- **SET EXERCISE**:
Type the records out again in full, exactly.

********

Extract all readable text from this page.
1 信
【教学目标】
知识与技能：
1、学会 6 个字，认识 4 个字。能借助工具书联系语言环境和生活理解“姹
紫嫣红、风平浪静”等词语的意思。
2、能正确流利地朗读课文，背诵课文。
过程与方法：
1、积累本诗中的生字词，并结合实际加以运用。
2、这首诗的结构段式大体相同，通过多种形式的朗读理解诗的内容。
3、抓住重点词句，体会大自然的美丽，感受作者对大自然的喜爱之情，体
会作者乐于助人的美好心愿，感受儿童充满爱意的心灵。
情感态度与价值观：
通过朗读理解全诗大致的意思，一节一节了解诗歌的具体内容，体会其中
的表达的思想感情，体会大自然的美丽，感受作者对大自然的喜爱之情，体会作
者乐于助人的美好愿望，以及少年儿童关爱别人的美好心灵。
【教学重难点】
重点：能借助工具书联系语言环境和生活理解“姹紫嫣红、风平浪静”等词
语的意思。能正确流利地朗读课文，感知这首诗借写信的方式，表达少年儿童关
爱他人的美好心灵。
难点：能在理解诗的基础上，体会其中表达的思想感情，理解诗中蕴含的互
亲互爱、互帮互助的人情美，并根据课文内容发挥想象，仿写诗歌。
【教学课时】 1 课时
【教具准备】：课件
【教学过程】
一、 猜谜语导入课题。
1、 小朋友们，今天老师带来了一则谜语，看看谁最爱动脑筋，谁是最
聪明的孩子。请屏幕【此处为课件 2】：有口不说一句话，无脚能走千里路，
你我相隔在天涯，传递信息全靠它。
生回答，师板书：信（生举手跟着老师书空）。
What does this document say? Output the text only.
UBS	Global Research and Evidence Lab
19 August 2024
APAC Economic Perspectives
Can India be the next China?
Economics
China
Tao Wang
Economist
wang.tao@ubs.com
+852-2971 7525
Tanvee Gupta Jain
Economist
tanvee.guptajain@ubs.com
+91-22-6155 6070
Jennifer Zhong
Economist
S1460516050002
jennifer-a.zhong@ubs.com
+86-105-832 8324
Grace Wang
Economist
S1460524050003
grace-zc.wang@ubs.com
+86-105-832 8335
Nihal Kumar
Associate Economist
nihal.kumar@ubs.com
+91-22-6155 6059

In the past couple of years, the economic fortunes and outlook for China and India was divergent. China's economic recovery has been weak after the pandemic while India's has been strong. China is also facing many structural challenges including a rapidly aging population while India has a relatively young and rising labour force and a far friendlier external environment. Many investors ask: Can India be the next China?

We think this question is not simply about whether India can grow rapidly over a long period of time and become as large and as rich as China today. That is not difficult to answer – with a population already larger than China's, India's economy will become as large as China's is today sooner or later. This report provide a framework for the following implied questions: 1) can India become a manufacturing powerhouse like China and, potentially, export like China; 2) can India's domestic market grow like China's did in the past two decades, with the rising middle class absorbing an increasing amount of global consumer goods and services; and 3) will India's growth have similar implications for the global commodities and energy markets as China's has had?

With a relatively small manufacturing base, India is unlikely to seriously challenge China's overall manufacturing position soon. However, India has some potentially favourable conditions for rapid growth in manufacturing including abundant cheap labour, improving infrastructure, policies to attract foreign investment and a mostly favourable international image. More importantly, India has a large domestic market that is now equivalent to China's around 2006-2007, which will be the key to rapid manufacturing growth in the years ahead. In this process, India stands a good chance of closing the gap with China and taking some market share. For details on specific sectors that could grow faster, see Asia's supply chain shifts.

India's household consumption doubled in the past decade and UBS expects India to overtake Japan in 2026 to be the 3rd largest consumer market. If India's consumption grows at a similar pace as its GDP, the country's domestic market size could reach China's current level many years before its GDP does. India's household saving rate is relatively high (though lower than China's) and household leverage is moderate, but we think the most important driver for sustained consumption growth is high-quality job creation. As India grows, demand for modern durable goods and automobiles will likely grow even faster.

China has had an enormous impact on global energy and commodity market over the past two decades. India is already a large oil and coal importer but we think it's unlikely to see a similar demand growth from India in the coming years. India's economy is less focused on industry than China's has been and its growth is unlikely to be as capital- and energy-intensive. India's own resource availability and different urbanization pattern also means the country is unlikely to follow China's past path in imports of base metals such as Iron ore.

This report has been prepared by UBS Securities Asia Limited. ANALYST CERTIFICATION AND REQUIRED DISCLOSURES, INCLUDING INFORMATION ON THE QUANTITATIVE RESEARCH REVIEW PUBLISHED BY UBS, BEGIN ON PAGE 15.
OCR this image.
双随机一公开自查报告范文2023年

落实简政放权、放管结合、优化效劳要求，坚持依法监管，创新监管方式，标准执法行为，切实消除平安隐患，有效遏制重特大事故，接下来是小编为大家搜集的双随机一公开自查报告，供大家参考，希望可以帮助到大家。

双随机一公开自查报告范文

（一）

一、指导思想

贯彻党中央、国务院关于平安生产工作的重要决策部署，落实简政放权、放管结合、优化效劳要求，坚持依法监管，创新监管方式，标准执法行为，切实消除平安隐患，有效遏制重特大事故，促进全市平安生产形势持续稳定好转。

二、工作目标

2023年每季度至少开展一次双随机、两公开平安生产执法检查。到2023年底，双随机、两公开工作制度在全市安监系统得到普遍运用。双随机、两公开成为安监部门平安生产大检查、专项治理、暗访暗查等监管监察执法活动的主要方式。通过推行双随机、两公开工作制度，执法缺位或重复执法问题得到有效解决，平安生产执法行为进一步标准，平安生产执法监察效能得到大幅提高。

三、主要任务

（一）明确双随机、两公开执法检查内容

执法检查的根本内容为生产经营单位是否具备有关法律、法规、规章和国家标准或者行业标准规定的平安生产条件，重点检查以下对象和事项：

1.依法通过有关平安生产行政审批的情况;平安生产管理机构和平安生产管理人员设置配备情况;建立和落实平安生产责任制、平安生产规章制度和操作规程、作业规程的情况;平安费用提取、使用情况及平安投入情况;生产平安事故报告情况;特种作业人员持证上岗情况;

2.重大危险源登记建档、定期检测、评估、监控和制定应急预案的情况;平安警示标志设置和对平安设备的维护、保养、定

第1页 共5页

********

- **RESULT FOR THIS EXERCISE**:
Extract all readable text from this page.
1 信
【教学目标】
知识与技能：
1、学会 6 个字，认识 4 个字。能借助工具书联系语言环境和生活理解“姹
紫嫣红、风平浪静”等词语的意思。
2、能正确流利地朗读课文，背诵课文。
过程与方法：
1、积累本诗中的生字词，并结合实际加以运用。
2、这首诗的结构段式大体相同，通过多种形式的朗读理解诗的内容。
3、抓住重点词句，体会大自然的美丽，感受作者对大自然的喜爱之情，体
会作者乐于助人的美好心愿，感受儿童充满爱意的心灵。
情感态度与价值观：
通过朗读理解全诗大致的意思，一节一节了解诗歌的具体内容，体会其中
的表达的思想感情，体会大自然的美丽，感受作者对大自然的喜爱之情，体会作
者乐于助人的美好愿望，以及少年儿童关爱别人的美好心灵。
【教学重难点】
重点：能借助工具书联系语言环境和生活理解“姹紫嫣红、风平浪静”等词
语的意思。能正确流利地朗读课文，感知这首诗借写信的方式，表达少年儿童关
爱他人的美好心灵。
难点：能在理解诗的基础上，体会其中表达的思想感情，理解诗中蕴含的互
亲互爱、互帮互助的人情美，并根据课文内容发挥想象，仿写诗歌。
【教学课时】 1 课时
【教具准备】：课件
【教学过程】
一、 猜谜语导入课题。
1、 小朋友们，今天老师带来了一则谜语，看看谁最爱动脑筋，谁是最
聪明的孩子。请屏幕【此处为课件 2】：有口不说一句话，无脚能走千里路，
你我相隔在天涯，传递信息全靠它。
生回答，师板书：信（生举手跟着老师书空）。
What does this document say? Output the text only.
UBS	Global Research and Evidence Lab
19 August 2024
APAC Economic Perspectives
Can India be the next China?
Economics
China
Tao Wang
Economist
wang.tao@ubs.com
+852-2971 7525
Tanvee Gupta Jain
Economist
tanvee.guptajain@ubs.com
+91-22-6155 6070
Jennifer Zhong
Economist
S1460516050002
jennifer-a.zhong@ubs.com
+86-105-832 8324
Grace Wang
Economist
S1460524050003
grace-zc.wang@ubs.com
+86-105-832 8335
Nihal Kumar
Associate Economist
nihal.kumar@ubs.com
+91-22-6155 6059

In the past couple of years, the economic fortunes and outlook for China and India was divergent. China's economic recovery has been weak after the pandemic while India's has been strong. China is also facing many structural challenges including a rapidly aging population while India has a relatively young and rising labour force and a far friendlier external environment. Many investors ask: Can India be the next China?

We think this question is not simply about whether India can grow rapidly over a long period of time and become as large and as rich as China today. That is not difficult to answer – with a population already larger than China's, India's economy will become as large as China's is today sooner or later. This report provide a framework for the following implied questions: 1) can India become a manufacturing powerhouse like China and, potentially, export like China; 2) can India's domestic market grow like China's did in the past two decades, with the rising middle class absorbing an increasing amount of global consumer goods and services; and 3) will India's growth have similar implications for the global commodities and energy markets as China's has had?

With a relatively small manufacturing base, India is unlikely to seriously challenge China's overall manufacturing position soon. However, India has some potentially favourable conditions for rapid growth in manufacturing including abundant cheap labour, improving infrastructure, policies to attract foreign investment and a mostly favourable international image. More importantly, India has a large domestic market that is now equivalent to China's around 2006-2007, which will be the key to rapid manufacturing growth in the years ahead. In this process, India stands a good chance of closing the gap with China and taking some market share. For details on specific sectors that could grow faster, see Asia's supply chain shifts.

India's household consumption doubled in the past decade and UBS expects India to overtake Japan in 2026 to be the 3rd largest consumer market. If India's consumption grows at a similar pace as its GDP, the country's domestic market size could reach China's current level many years before its GDP does. India's household saving rate is relatively high (though lower than China's) and household leverage is moderate, but we think the most important driver for sustained consumption growth is high-quality job creation. As India grows, demand for modern durable goods and automobiles will likely grow even faster.

China has had an enormous impact on global energy and commodity market over the past two decades. India is already a large oil and coal importer but we think it's unlikely to see a similar demand growth from India in the coming years. India's economy is less focused on industry than China's has been and its growth is unlikely to be as capital- and energy-intensive. India's own resource availability and different urbanization pattern also means the country is unlikely to follow China's past path in imports of base metals such as Iron ore.

This report has been prepared by UBS Securities Asia Limited. ANALYST CERTIFICATION AND REQUIRED DISCLOSURES, INCLUDING INFORMATION ON THE QUANTITATIVE RESEARCH REVIEW PUBLISHED BY UBS, BEGIN ON PAGE 15.
OCR this image.
双随机一公开自查报告范文2023年

落实简政放权、放管结合、优化效劳要求，坚持依法监管，创新监管方式，标准执法行为，切实消除平安隐患，有效遏制重特大事故，接下来是小编为大家搜集的双随机一公开自查报告，供大家参考，希望可以帮助到大家。

双随机一公开自查报告范文

（一）

一、指导思想

贯彻党中央、国务院关于平安生产工作的重要决策部署，落实简政放权、放管结合、优化效劳要求，坚持依法监管，创新监管方式，标准执法行为，切实消除平安隐患，有效遏制重特大事故，促进全市平安生产形势持续稳定好转。

二、工作目标

2023年每季度至少开展一次双随机、两公开平安生产执法检查。到2023年底，双随机、两公开工作制度在全市安监系统得到普遍运用。双随机、两公开成为安监部门平安生产大检查、专项治理、暗访暗查等监管监察执法活动的主要方式。通过推行双随机、两公开工作制度，执法缺位或重复执法问题得到有效解决，平安生产执法行为进一步标准，平安生产执法监察效能得到大幅提高。

三、主要任务

（一）明确双随机、两公开执法检查内容

执法检查的根本内容为生产经营单位是否具备有关法律、法规、规章和国家标准或者行业标准规定的平安生产条件，重点检查以下对象和事项：

1.依法通过有关平安生产行政审批的情况;平安生产管理机构和平安生产管理人员设置配备情况;建立和落实平安生产责任制、平安生产规章制度和操作规程、作业规程的情况;平安费用提取、使用情况及平安投入情况;生产平安事故报告情况;特种作业人员持证上岗情况;

2.重大危险源登记建档、定期检测、评估、监控和制定应急预案的情况;平安警示标志设置和对平安设备的维护、保养、定

第1页 共5页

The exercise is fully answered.